>> begin Input records
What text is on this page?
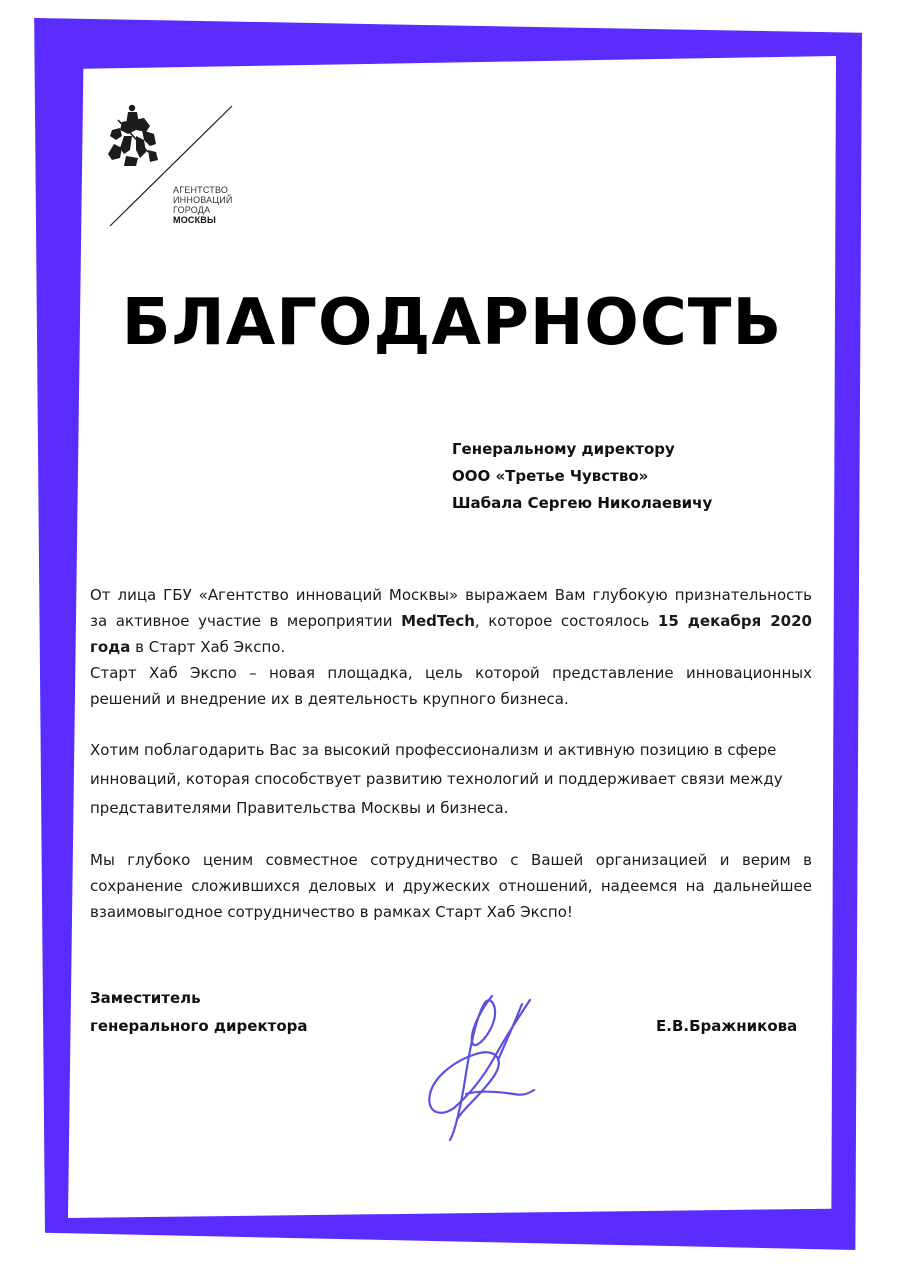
АГЕНТСТВО
ИННОВАЦИЙ
ГОРОДА
МОСКВЫ
БЛАГОДАРНОСТЬ
Генеральному директору
ООО «Третье Чувство»
Шабала Сергею Николаевичу
От лица ГБУ «Агентство инноваций Москвы» выражаем Вам глубокую признательность за активное участие в мероприятии MedTech, которое состоялось 15 декабря 2020 года в Старт Хаб Экспо.
Старт Хаб Экспо – новая площадка, цель которой представление инновационных решений и внедрение их в деятельность крупного бизнеса.
Хотим поблагодарить Вас за высокий профессионализм и активную позицию в сфере инноваций, которая способствует развитию технологий и поддерживает связи между представителями Правительства Москвы и бизнеса.
Мы глубоко ценим совместное сотрудничество с Вашей организацией и верим в сохранение сложившихся деловых и дружеских отношений, надеемся на дальнейшее взаимовыгодное сотрудничество в рамках Старт Хаб Экспо!
Заместитель
генерального директора	Е.В.Бражникова
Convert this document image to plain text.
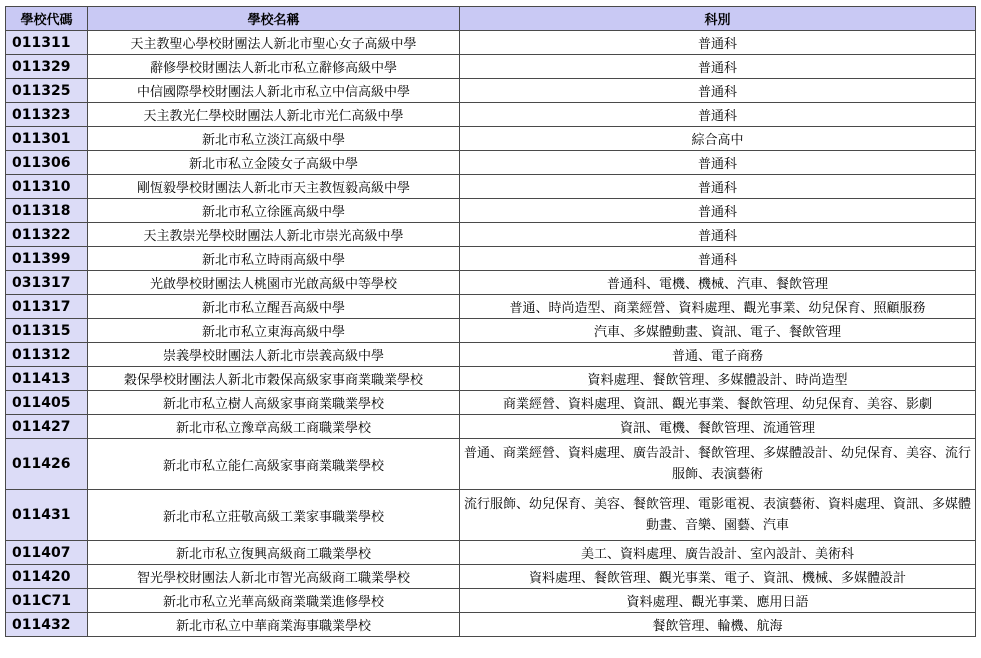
學校代碼	學校名稱	科別
011311	天主教聖心學校財團法人新北市聖心女子高級中學	普通科
011329	辭修學校財團法人新北市私立辭修高級中學	普通科
011325	中信國際學校財團法人新北市私立中信高級中學	普通科
011323	天主教光仁學校財團法人新北市光仁高級中學	普通科
011301	新北市私立淡江高級中學	綜合高中
011306	新北市私立金陵女子高級中學	普通科
011310	剛恆毅學校財團法人新北市天主教恆毅高級中學	普通科
011318	新北市私立徐匯高級中學	普通科
011322	天主教崇光學校財團法人新北市崇光高級中學	普通科
011399	新北市私立時雨高級中學	普通科
031317	光啟學校財團法人桃園市光啟高級中等學校	普通科、電機、機械、汽車、餐飲管理
011317	新北市私立醒吾高級中學	普通、時尚造型、商業經營、資料處理、觀光事業、幼兒保育、照顧服務
011315	新北市私立東海高級中學	汽車、多媒體動畫、資訊、電子、餐飲管理
011312	崇義學校財團法人新北市崇義高級中學	普通、電子商務
011413	穀保學校財團法人新北市穀保高級家事商業職業學校	資料處理、餐飲管理、多媒體設計、時尚造型
011405	新北市私立樹人高級家事商業職業學校	商業經營、資料處理、資訊、觀光事業、餐飲管理、幼兒保育、美容、影劇
011427	新北市私立豫章高級工商職業學校	資訊、電機、餐飲管理、流通管理
011426	新北市私立能仁高級家事商業職業學校	普通、商業經營、資料處理、廣告設計、餐飲管理、多媒體設計、幼兒保育、美容、流行服飾、表演藝術
011431	新北市私立莊敬高級工業家事職業學校	流行服飾、幼兒保育、美容、餐飲管理、電影電視、表演藝術、資料處理、資訊、多媒體動畫、音樂、園藝、汽車
011407	新北市私立復興高級商工職業學校	美工、資料處理、廣告設計、室內設計、美術科
011420	智光學校財團法人新北市智光高級商工職業學校	資料處理、餐飲管理、觀光事業、電子、資訊、機械、多媒體設計
011C71	新北市私立光華高級商業職業進修學校	資料處理、觀光事業、應用日語
011432	新北市私立中華商業海事職業學校	餐飲管理、輪機、航海
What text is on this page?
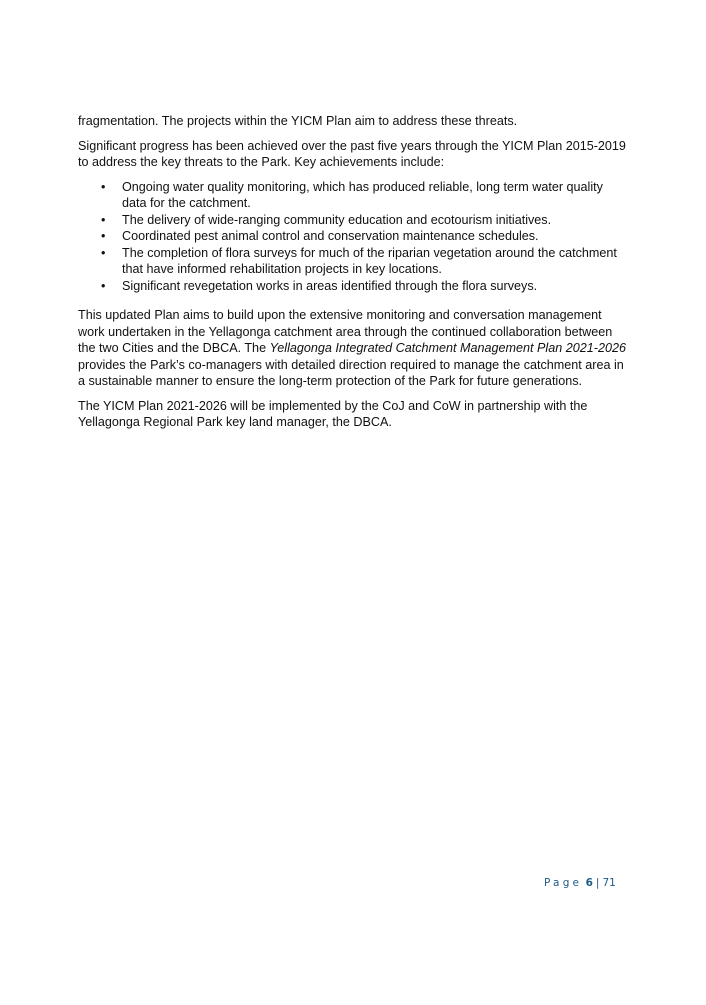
fragmentation. The projects within the YICM Plan aim to address these threats.

Significant progress has been achieved over the past five years through the YICM Plan 2015-2019 to address the key threats to the Park. Key achievements include:

• Ongoing water quality monitoring, which has produced reliable, long term water quality data for the catchment.
• The delivery of wide-ranging community education and ecotourism initiatives.
• Coordinated pest animal control and conservation maintenance schedules.
• The completion of flora surveys for much of the riparian vegetation around the catchment that have informed rehabilitation projects in key locations.
• Significant revegetation works in areas identified through the flora surveys.

This updated Plan aims to build upon the extensive monitoring and conversation management work undertaken in the Yellagonga catchment area through the continued collaboration between the two Cities and the DBCA. The Yellagonga Integrated Catchment Management Plan 2021-2026 provides the Park’s co-managers with detailed direction required to manage the catchment area in a sustainable manner to ensure the long-term protection of the Park for future generations.

The YICM Plan 2021-2026 will be implemented by the CoJ and CoW in partnership with the Yellagonga Regional Park key land manager, the DBCA.

Page 6 | 71
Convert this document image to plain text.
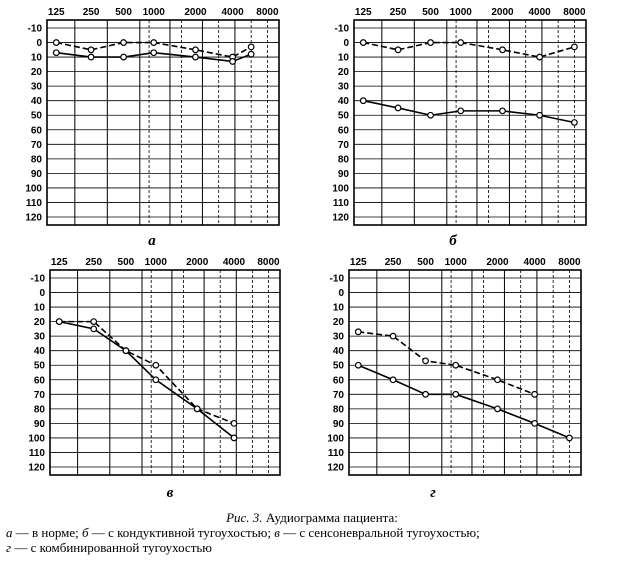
-10
0
10
20
30
40
50
60
70
80
90
100
110
120
125 250 500 1000 2000 4000 8000
а
-10
0
10
20
30
40
50
60
70
80
90
100
110
120
125 250 500 1000 2000 4000 8000
б
-10
0
10
20
30
40
50
60
70
80
90
100
110
120
125 250 500 1000 2000 4000 8000
в
-10
0
10
20
30
40
50
60
70
80
90
100
110
120
125 250 500 1000 2000 4000 8000
г
Рис. 3. Аудиограмма пациента:
а — в норме; б — с кондуктивной тугоухостью; в — с сенсоневральной тугоухостью;
г — с комбинированной тугоухостью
>> end Input records
The word "through" appears in how many lines of the data? Answer with only the number.

▶ **Result of the task**
3